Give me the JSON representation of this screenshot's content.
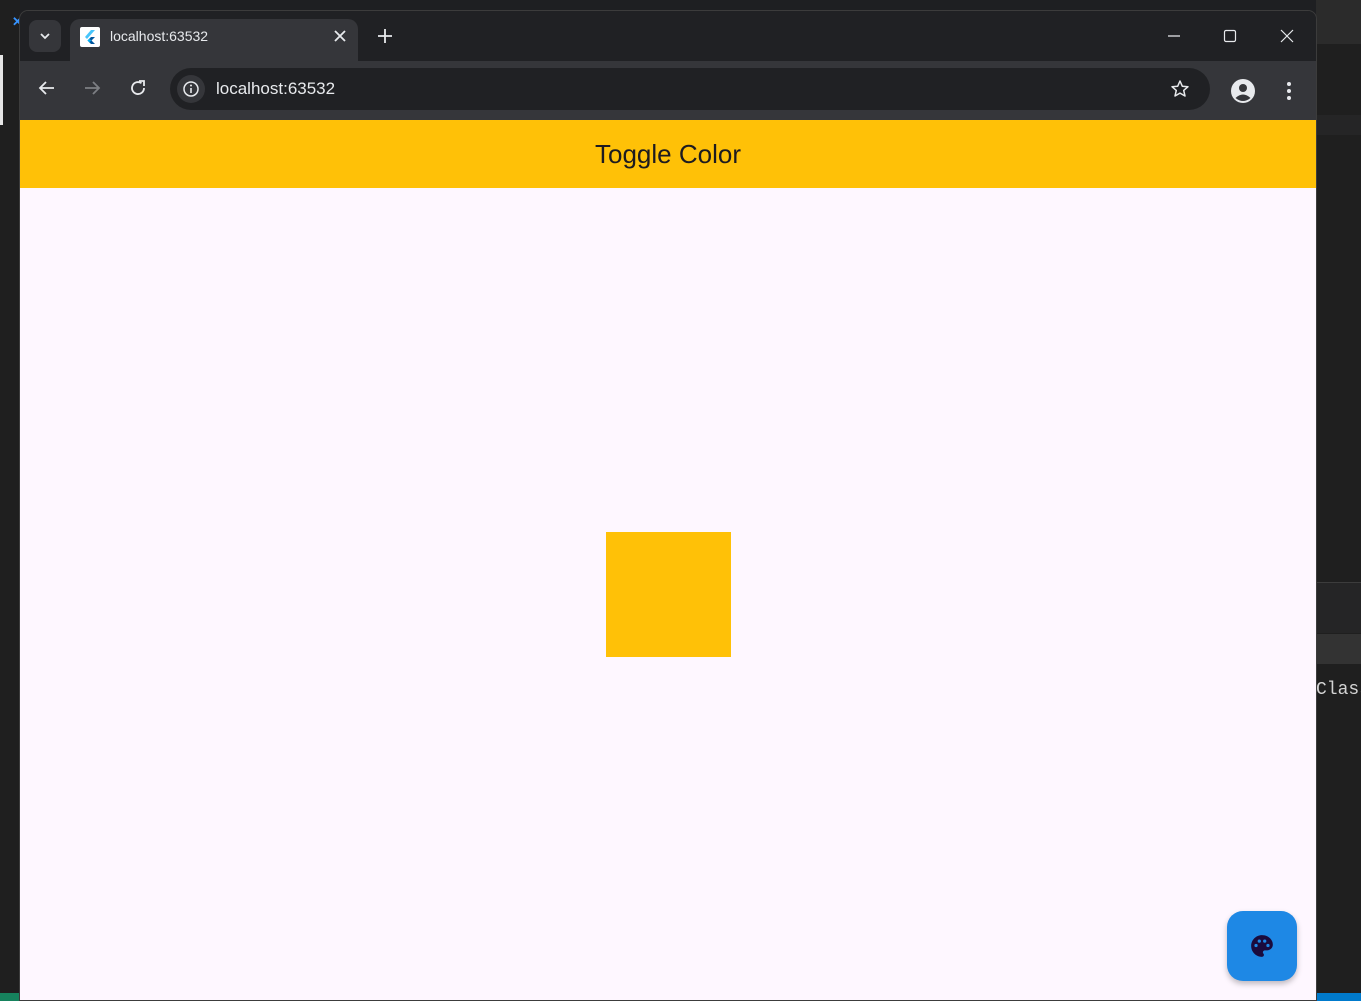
{
  "browser": {
    "tab_title": "localhost:63532",
    "url": "localhost:63532"
  },
  "app": {
    "title": "Toggle Color",
    "accent_color": "#ffc107",
    "box_color": "#ffc107",
    "background_color": "#fef7ff",
    "fab_color": "#1e88e5",
    "fab_icon": "palette-icon"
  },
  "background": {
    "editor_text": "Class"
  }
}
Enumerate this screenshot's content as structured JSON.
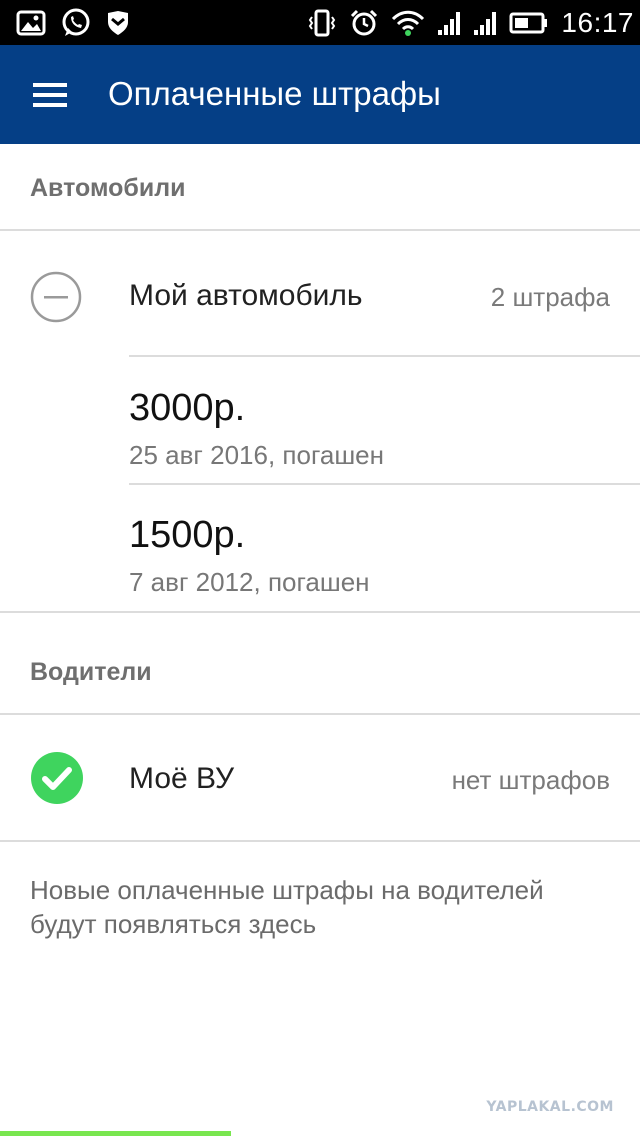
{
  "status_bar": {
    "time": "16:17",
    "left_icons": [
      "image-icon",
      "whatsapp-icon",
      "shield-icon"
    ],
    "right_icons": [
      "vibrate-icon",
      "alarm-icon",
      "wifi-icon",
      "signal-icon",
      "signal-icon-2",
      "battery-icon"
    ]
  },
  "app_bar": {
    "title": "Оплаченные штрафы",
    "background": "#053f86"
  },
  "cars": {
    "section_title": "Автомобили",
    "vehicle": {
      "name": "Мой автомобиль",
      "count": "2 штрафа",
      "fines": [
        {
          "amount": "3000р.",
          "date": "25 авг 2016, погашен"
        },
        {
          "amount": "1500р.",
          "date": "7 авг 2012, погашен"
        }
      ]
    }
  },
  "drivers": {
    "section_title": "Водители",
    "license": {
      "name": "Моё ВУ",
      "status": "нет штрафов",
      "accent": "#3fd45e"
    },
    "hint": "Новые оплаченные штрафы на водителей будут появляться здесь"
  },
  "watermark": "YAPLAKAL.COM",
  "progress_bar": {
    "color": "#79e64f"
  }
}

---+---

OBJECTIVE -
Output the material word for word, omitting its pictures.

COMPLETED TASK -
Give me the JSON representation of this screenshot's content.
{
  "browser": {
    "tab_title": "localhost:63532",
    "url": "localhost:63532"
  },
  "app": {
    "title": "Toggle Color",
    "accent_color": "#ffc107",
    "box_color": "#ffc107",
    "background_color": "#fef7ff",
    "fab_color": "#1e88e5",
    "fab_icon": "palette-icon"
  },
  "background": {
    "editor_text": "Class"
  }
}
Enumerate this screenshot's content as structured JSON.
{
  "status_bar": {
    "time": "16:17",
    "left_icons": [
      "image-icon",
      "whatsapp-icon",
      "shield-icon"
    ],
    "right_icons": [
      "vibrate-icon",
      "alarm-icon",
      "wifi-icon",
      "signal-icon",
      "signal-icon-2",
      "battery-icon"
    ]
  },
  "app_bar": {
    "title": "Оплаченные штрафы",
    "background": "#053f86"
  },
  "cars": {
    "section_title": "Автомобили",
    "vehicle": {
      "name": "Мой автомобиль",
      "count": "2 штрафа",
      "fines": [
        {
          "amount": "3000р.",
          "date": "25 авг 2016, погашен"
        },
        {
          "amount": "1500р.",
          "date": "7 авг 2012, погашен"
        }
      ]
    }
  },
  "drivers": {
    "section_title": "Водители",
    "license": {
      "name": "Моё ВУ",
      "status": "нет штрафов",
      "accent": "#3fd45e"
    },
    "hint": "Новые оплаченные штрафы на водителей будут появляться здесь"
  },
  "watermark": "YAPLAKAL.COM",
  "progress_bar": {
    "color": "#79e64f"
  }
}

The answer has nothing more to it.